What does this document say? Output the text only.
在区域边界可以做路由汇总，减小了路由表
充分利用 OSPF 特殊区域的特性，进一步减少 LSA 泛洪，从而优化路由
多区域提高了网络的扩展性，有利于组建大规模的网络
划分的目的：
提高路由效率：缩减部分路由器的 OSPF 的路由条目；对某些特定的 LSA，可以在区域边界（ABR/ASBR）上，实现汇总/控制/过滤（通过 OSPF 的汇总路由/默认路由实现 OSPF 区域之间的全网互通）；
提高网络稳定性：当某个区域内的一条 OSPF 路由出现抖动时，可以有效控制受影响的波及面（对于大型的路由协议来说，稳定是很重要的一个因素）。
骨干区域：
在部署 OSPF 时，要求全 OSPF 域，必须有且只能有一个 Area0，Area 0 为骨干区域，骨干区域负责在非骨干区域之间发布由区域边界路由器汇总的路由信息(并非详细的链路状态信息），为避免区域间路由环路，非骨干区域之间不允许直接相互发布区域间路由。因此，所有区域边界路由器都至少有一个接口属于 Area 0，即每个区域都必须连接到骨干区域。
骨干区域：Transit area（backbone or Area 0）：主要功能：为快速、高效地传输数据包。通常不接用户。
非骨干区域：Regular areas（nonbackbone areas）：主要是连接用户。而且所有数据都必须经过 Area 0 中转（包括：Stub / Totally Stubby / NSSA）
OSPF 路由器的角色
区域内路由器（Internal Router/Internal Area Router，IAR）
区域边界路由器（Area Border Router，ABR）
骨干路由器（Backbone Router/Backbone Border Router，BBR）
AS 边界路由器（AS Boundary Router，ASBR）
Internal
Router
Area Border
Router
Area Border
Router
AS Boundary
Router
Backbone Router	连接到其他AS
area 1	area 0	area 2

__________________________________________________

### To be done:
Return the full listing, character for character.

### Correct answer:
What does this document say? Output the text only.
在区域边界可以做路由汇总，减小了路由表
充分利用 OSPF 特殊区域的特性，进一步减少 LSA 泛洪，从而优化路由
多区域提高了网络的扩展性，有利于组建大规模的网络
划分的目的：
提高路由效率：缩减部分路由器的 OSPF 的路由条目；对某些特定的 LSA，可以在区域边界（ABR/ASBR）上，实现汇总/控制/过滤（通过 OSPF 的汇总路由/默认路由实现 OSPF 区域之间的全网互通）；
提高网络稳定性：当某个区域内的一条 OSPF 路由出现抖动时，可以有效控制受影响的波及面（对于大型的路由协议来说，稳定是很重要的一个因素）。
骨干区域：
在部署 OSPF 时，要求全 OSPF 域，必须有且只能有一个 Area0，Area 0 为骨干区域，骨干区域负责在非骨干区域之间发布由区域边界路由器汇总的路由信息(并非详细的链路状态信息），为避免区域间路由环路，非骨干区域之间不允许直接相互发布区域间路由。因此，所有区域边界路由器都至少有一个接口属于 Area 0，即每个区域都必须连接到骨干区域。
骨干区域：Transit area（backbone or Area 0）：主要功能：为快速、高效地传输数据包。通常不接用户。
非骨干区域：Regular areas（nonbackbone areas）：主要是连接用户。而且所有数据都必须经过 Area 0 中转（包括：Stub / Totally Stubby / NSSA）
OSPF 路由器的角色
区域内路由器（Internal Router/Internal Area Router，IAR）
区域边界路由器（Area Border Router，ABR）
骨干路由器（Backbone Router/Backbone Border Router，BBR）
AS 边界路由器（AS Boundary Router，ASBR）
Internal
Router
Area Border
Router
Area Border
Router
AS Boundary
Router
Backbone Router	连接到其他AS
area 1	area 0	area 2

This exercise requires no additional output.